Gather every line below where "label" appears.

Figure contents as structured data:
* BEGIN *

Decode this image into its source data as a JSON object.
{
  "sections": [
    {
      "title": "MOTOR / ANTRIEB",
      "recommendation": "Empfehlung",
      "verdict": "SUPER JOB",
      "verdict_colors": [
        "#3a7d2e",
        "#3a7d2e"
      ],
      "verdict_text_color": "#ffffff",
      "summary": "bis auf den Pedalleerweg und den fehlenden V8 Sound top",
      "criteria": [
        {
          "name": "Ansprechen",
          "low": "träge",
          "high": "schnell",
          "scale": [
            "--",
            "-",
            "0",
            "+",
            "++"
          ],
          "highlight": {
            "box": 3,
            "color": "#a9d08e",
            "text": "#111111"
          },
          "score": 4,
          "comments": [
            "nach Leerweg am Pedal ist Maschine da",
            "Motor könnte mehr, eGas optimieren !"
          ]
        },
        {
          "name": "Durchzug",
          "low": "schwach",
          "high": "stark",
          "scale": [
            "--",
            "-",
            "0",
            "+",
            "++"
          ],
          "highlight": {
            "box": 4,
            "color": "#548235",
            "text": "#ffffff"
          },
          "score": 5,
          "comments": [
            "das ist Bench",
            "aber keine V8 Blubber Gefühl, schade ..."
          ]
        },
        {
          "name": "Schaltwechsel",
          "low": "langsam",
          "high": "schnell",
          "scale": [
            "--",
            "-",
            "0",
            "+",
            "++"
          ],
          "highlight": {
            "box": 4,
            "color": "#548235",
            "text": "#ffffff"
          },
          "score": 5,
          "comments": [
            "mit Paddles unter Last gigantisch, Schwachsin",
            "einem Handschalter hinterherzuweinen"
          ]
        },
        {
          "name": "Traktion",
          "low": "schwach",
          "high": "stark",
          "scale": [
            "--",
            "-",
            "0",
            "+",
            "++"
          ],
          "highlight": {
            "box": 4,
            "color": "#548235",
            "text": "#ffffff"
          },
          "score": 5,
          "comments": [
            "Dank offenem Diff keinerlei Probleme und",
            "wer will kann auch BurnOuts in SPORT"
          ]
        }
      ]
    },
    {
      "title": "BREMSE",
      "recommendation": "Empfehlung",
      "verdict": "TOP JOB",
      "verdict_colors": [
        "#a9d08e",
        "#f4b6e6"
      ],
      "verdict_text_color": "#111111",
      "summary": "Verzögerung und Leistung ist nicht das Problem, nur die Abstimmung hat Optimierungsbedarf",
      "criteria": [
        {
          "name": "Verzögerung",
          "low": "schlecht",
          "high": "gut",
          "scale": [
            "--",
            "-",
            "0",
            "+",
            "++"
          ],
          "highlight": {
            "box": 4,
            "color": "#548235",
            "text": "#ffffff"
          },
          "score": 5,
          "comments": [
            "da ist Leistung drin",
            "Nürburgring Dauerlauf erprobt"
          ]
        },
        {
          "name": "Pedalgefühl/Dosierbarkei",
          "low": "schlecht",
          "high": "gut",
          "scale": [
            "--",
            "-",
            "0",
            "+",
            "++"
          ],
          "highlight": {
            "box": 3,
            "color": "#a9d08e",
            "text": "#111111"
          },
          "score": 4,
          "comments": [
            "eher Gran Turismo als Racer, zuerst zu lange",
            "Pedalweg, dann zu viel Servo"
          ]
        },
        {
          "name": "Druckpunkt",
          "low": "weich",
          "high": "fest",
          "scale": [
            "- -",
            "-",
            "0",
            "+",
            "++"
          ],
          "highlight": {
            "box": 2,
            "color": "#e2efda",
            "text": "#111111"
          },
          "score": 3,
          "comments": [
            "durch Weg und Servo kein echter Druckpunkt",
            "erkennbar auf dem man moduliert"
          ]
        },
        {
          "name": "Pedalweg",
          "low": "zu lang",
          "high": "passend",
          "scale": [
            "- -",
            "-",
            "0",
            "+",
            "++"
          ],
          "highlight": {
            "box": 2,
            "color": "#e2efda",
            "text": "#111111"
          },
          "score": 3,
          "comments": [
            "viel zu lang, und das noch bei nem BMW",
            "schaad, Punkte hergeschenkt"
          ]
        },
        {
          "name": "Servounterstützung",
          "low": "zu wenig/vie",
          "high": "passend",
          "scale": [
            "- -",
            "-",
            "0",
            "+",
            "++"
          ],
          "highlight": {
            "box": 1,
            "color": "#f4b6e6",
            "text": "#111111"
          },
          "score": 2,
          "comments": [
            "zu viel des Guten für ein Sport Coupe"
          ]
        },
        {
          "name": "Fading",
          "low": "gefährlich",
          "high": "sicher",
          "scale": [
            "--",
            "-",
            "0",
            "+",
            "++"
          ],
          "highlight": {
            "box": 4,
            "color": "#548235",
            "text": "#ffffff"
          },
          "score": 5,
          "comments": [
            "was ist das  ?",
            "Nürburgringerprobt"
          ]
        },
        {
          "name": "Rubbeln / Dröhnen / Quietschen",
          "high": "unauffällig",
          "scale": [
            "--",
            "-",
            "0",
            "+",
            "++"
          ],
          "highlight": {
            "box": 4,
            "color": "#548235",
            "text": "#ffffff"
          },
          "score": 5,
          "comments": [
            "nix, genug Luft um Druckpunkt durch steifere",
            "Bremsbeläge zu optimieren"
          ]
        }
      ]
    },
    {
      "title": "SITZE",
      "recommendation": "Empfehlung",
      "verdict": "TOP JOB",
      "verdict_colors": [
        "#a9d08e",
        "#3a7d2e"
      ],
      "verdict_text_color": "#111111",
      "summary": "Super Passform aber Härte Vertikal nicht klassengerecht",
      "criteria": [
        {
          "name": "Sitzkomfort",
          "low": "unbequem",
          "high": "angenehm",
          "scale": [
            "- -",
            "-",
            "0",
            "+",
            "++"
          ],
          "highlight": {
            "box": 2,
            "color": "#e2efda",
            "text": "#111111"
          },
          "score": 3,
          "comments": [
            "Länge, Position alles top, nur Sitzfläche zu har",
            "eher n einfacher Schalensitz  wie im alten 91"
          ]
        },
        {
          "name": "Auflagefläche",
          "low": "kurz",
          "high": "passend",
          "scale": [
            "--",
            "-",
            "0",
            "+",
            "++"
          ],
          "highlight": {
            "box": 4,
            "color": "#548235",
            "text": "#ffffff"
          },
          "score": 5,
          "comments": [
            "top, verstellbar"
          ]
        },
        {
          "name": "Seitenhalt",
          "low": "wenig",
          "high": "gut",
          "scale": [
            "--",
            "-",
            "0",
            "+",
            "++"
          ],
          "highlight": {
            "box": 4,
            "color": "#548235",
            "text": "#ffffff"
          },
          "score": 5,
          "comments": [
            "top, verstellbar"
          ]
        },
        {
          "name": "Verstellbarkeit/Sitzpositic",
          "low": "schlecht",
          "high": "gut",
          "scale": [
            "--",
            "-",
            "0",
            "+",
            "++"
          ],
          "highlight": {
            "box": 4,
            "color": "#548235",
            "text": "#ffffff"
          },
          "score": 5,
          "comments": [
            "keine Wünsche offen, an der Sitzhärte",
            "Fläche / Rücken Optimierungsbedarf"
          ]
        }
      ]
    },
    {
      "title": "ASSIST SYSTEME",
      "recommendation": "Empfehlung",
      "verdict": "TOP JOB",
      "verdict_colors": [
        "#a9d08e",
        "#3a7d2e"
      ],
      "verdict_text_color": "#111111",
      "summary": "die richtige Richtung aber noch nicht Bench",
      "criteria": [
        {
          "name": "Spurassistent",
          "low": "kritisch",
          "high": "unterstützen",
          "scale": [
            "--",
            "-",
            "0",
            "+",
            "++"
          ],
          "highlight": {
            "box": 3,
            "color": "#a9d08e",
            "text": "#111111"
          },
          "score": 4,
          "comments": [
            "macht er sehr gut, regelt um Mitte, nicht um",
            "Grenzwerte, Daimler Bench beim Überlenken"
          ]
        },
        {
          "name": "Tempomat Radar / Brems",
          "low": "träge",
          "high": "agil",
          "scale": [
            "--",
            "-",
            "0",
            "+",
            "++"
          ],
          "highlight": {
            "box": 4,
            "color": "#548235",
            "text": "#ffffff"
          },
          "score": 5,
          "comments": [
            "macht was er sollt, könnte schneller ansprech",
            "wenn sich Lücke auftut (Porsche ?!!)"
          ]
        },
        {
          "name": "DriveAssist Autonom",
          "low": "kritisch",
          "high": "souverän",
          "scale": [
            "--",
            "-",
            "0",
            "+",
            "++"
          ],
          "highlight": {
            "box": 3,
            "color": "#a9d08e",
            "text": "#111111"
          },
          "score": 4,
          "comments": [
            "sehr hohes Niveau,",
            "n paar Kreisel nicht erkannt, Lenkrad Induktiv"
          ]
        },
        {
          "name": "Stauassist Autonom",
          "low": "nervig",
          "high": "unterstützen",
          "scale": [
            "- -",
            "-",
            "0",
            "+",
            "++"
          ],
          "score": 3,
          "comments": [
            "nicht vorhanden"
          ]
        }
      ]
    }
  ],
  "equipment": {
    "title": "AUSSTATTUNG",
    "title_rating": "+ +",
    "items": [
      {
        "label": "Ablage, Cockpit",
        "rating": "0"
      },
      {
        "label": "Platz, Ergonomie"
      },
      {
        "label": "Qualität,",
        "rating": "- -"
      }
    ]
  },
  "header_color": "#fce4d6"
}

* END *

THE COMPLETED TASK:
        "label": "Ablage, Cockpit",
        "label": "Platz, Ergonomie"
        "label": "Qualität,",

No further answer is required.